THE EXERCISE
Copy everything in the data below exactly except the pictures.

WORKING DATA
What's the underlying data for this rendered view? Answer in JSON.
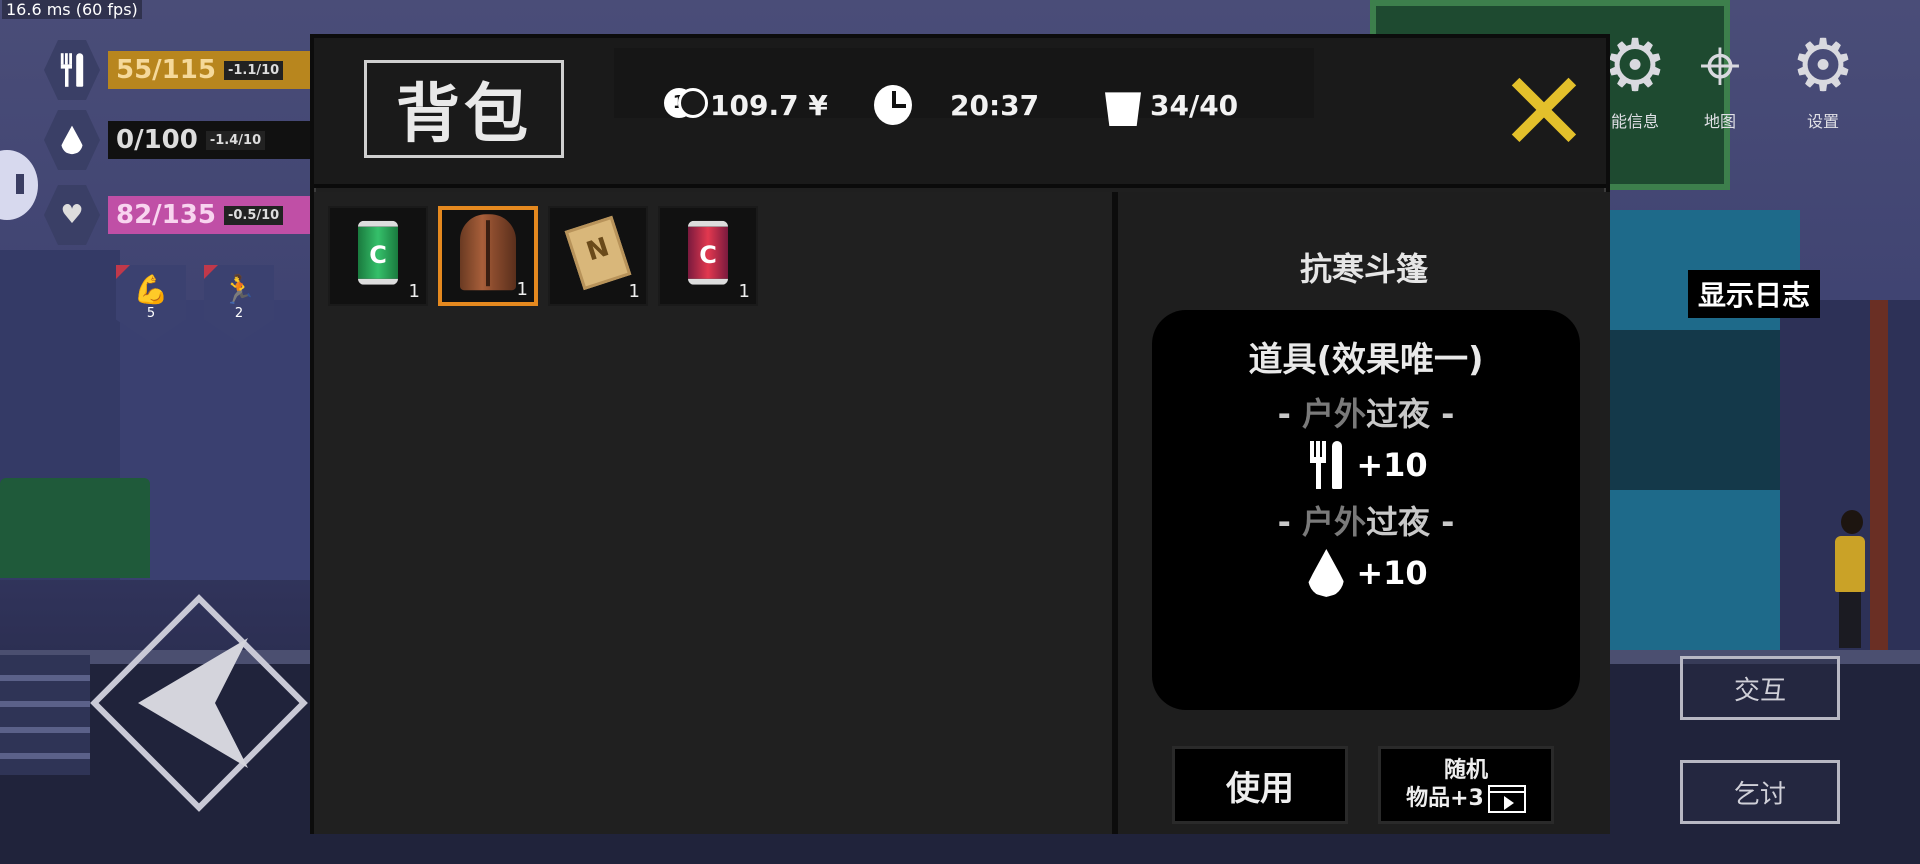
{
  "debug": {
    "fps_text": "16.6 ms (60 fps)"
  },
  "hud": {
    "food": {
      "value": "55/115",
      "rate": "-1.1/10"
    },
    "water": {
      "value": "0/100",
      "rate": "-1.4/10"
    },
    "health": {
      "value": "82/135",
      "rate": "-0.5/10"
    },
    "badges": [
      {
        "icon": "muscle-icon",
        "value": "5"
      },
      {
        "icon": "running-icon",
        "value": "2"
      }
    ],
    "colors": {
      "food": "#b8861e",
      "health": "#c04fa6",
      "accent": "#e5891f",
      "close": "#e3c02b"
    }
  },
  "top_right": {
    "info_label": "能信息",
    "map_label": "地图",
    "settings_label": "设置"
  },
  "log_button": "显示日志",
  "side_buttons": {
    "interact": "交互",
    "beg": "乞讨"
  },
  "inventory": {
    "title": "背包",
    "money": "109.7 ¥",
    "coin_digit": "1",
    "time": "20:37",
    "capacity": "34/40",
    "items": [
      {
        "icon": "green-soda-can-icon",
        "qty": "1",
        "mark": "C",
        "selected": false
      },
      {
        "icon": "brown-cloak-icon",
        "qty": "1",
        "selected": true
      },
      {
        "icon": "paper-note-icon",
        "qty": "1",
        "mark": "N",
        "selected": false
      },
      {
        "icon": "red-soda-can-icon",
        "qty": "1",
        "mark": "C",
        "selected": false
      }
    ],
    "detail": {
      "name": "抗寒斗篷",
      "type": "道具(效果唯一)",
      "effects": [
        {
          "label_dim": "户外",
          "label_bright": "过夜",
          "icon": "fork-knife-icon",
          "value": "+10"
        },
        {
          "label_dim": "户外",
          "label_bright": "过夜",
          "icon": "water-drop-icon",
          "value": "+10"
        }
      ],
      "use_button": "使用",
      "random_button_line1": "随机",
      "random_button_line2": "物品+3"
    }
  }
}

WORKED ANSWER
What's the underlying data for this rendered view? Answer in JSON.
{
  "debug": {
    "fps_text": "16.6 ms (60 fps)"
  },
  "hud": {
    "food": {
      "value": "55/115",
      "rate": "-1.1/10"
    },
    "water": {
      "value": "0/100",
      "rate": "-1.4/10"
    },
    "health": {
      "value": "82/135",
      "rate": "-0.5/10"
    },
    "badges": [
      {
        "icon": "muscle-icon",
        "value": "5"
      },
      {
        "icon": "running-icon",
        "value": "2"
      }
    ],
    "colors": {
      "food": "#b8861e",
      "health": "#c04fa6",
      "accent": "#e5891f",
      "close": "#e3c02b"
    }
  },
  "top_right": {
    "info_label": "能信息",
    "map_label": "地图",
    "settings_label": "设置"
  },
  "log_button": "显示日志",
  "side_buttons": {
    "interact": "交互",
    "beg": "乞讨"
  },
  "inventory": {
    "title": "背包",
    "money": "109.7 ¥",
    "coin_digit": "1",
    "time": "20:37",
    "capacity": "34/40",
    "items": [
      {
        "icon": "green-soda-can-icon",
        "qty": "1",
        "mark": "C",
        "selected": false
      },
      {
        "icon": "brown-cloak-icon",
        "qty": "1",
        "selected": true
      },
      {
        "icon": "paper-note-icon",
        "qty": "1",
        "mark": "N",
        "selected": false
      },
      {
        "icon": "red-soda-can-icon",
        "qty": "1",
        "mark": "C",
        "selected": false
      }
    ],
    "detail": {
      "name": "抗寒斗篷",
      "type": "道具(效果唯一)",
      "effects": [
        {
          "label_dim": "户外",
          "label_bright": "过夜",
          "icon": "fork-knife-icon",
          "value": "+10"
        },
        {
          "label_dim": "户外",
          "label_bright": "过夜",
          "icon": "water-drop-icon",
          "value": "+10"
        }
      ],
      "use_button": "使用",
      "random_button_line1": "随机",
      "random_button_line2": "物品+3"
    }
  }
}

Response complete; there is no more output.